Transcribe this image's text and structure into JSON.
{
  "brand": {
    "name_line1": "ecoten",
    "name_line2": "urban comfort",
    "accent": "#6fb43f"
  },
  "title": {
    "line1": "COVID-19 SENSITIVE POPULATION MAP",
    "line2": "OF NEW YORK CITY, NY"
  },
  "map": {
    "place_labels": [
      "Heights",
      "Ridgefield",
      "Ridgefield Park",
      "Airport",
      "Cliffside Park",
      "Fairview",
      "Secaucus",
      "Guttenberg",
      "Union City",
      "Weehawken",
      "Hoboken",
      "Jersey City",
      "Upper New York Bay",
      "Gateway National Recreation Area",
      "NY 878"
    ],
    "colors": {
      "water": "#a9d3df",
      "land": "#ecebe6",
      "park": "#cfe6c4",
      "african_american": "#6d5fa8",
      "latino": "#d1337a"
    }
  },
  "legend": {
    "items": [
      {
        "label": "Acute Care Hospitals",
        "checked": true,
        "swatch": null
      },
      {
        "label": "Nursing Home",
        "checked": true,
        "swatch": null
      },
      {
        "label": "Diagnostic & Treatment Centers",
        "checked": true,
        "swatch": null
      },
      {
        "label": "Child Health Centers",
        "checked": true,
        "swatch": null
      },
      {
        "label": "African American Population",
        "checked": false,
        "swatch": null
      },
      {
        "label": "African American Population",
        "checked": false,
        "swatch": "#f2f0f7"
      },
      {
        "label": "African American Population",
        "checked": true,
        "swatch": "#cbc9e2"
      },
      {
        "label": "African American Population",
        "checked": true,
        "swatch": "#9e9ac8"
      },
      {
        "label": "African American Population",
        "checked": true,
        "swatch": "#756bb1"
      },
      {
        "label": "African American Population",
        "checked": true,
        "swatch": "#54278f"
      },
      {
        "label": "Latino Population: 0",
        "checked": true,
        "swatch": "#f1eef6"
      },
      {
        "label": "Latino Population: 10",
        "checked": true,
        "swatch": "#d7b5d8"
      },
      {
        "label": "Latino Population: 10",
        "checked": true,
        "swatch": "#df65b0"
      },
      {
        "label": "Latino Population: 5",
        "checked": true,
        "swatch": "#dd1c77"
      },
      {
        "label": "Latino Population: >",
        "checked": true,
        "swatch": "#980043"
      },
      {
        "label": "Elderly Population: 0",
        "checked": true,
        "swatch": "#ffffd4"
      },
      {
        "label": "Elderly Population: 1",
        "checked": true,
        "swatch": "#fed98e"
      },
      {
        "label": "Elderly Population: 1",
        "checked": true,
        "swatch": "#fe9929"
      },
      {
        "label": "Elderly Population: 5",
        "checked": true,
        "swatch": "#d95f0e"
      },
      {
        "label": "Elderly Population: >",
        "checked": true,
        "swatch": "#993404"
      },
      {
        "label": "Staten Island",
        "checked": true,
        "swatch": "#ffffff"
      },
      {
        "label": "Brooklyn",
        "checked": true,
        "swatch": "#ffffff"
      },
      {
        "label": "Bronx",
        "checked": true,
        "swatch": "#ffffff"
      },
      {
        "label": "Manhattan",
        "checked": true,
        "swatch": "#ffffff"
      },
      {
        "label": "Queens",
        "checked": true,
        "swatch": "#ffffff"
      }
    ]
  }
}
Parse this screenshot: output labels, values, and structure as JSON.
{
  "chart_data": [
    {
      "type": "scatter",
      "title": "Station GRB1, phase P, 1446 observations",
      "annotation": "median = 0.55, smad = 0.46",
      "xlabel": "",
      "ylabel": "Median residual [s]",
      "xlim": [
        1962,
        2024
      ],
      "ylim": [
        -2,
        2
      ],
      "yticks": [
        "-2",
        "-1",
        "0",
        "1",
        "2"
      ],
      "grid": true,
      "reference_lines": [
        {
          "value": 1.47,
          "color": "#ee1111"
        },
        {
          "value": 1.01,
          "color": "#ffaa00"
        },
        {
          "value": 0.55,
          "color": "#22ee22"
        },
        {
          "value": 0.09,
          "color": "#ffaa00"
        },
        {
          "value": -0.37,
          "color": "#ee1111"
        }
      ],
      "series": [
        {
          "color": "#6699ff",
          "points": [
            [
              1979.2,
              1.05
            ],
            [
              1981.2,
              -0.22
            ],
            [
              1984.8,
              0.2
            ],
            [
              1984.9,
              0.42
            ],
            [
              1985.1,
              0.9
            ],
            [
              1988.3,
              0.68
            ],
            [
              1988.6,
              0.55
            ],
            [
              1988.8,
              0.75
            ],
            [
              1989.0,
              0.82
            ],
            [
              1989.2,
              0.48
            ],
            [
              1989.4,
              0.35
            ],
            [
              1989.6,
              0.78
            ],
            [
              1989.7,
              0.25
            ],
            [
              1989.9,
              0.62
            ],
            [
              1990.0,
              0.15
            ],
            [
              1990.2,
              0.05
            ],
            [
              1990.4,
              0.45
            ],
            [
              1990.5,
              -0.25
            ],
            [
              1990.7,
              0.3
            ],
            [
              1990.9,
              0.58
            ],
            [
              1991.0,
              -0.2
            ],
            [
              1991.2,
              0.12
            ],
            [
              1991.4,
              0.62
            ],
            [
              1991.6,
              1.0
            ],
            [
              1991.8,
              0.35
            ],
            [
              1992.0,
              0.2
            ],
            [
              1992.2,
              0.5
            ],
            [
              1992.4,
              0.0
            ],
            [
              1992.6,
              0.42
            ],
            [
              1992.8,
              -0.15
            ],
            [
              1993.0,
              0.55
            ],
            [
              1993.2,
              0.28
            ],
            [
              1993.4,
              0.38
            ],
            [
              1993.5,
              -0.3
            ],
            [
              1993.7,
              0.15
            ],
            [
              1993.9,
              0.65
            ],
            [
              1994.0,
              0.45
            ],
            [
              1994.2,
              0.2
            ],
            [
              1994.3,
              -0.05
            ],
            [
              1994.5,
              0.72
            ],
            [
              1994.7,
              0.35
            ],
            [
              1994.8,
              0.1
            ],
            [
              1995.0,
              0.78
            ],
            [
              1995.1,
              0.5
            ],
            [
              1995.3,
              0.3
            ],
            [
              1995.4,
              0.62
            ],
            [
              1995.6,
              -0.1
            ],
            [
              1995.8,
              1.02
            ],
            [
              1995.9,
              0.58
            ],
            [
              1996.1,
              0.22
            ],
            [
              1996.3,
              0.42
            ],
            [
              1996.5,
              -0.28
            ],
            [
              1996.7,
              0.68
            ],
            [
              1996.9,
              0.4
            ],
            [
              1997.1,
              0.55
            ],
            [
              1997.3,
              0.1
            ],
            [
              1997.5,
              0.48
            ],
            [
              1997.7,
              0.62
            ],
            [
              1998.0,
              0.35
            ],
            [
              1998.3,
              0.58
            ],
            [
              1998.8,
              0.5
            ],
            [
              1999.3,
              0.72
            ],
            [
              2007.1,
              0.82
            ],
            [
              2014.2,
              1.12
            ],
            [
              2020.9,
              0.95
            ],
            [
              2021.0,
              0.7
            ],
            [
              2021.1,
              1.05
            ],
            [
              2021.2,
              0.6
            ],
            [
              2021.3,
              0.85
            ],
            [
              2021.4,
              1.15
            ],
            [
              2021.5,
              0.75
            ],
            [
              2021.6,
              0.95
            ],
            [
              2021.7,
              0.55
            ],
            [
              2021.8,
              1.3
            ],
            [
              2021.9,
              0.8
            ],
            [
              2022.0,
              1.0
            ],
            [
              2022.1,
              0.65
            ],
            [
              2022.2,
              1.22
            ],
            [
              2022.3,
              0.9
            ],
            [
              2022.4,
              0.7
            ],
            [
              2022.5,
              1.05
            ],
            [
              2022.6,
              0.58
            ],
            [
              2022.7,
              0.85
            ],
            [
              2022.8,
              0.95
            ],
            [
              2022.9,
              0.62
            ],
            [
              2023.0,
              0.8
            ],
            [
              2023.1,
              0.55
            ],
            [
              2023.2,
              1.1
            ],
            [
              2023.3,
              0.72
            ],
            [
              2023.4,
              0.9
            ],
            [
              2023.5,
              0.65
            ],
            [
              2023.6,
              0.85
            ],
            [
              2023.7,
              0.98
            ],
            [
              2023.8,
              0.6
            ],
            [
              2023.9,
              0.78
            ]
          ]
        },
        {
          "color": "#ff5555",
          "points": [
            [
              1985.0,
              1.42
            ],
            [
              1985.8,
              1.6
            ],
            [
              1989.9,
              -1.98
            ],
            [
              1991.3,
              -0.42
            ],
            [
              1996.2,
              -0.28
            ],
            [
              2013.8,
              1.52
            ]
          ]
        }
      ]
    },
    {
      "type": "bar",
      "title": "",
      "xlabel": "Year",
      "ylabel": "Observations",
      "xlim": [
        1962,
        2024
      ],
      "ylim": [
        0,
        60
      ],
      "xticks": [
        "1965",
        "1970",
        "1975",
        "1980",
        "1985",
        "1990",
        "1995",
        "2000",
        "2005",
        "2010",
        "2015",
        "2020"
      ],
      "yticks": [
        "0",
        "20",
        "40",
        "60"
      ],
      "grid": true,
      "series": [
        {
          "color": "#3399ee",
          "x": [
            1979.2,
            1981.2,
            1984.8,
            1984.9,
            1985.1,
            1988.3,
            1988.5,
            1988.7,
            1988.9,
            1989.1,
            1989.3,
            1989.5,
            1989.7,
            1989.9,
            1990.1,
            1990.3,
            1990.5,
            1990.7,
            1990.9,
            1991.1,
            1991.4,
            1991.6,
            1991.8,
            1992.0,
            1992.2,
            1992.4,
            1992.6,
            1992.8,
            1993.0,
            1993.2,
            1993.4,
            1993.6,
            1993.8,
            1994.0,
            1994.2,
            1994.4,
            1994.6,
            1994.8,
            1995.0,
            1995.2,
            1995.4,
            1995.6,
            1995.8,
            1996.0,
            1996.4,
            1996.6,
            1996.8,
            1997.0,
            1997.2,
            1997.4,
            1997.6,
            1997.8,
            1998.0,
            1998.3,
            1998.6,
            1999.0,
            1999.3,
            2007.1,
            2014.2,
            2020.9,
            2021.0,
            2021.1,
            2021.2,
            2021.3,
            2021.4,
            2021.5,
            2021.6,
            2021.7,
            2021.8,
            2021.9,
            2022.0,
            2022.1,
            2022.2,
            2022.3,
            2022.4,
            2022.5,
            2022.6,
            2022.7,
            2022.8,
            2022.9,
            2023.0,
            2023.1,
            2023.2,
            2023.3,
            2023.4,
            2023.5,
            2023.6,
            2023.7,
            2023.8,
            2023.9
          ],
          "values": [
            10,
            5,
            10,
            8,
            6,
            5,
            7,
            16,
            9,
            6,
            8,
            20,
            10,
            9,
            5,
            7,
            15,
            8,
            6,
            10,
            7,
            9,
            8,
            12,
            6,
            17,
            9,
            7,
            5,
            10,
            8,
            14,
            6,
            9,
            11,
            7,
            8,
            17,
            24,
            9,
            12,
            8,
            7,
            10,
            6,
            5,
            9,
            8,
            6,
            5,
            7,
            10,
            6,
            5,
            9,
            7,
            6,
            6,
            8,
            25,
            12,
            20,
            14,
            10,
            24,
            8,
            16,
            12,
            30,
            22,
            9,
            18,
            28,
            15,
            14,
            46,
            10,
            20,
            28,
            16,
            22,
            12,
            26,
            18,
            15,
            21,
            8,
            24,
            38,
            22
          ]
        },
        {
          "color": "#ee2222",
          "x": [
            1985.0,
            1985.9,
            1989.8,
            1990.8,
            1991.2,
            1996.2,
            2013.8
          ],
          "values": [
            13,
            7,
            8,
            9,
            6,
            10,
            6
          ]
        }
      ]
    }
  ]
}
____
** STATED TASK **
Check each line above for the word "structure", and copy the lines where it appears.

** REPLY **
Transcribe this image's text and structure into JSON.
Parse this screenshot: output labels, values, and structure as JSON.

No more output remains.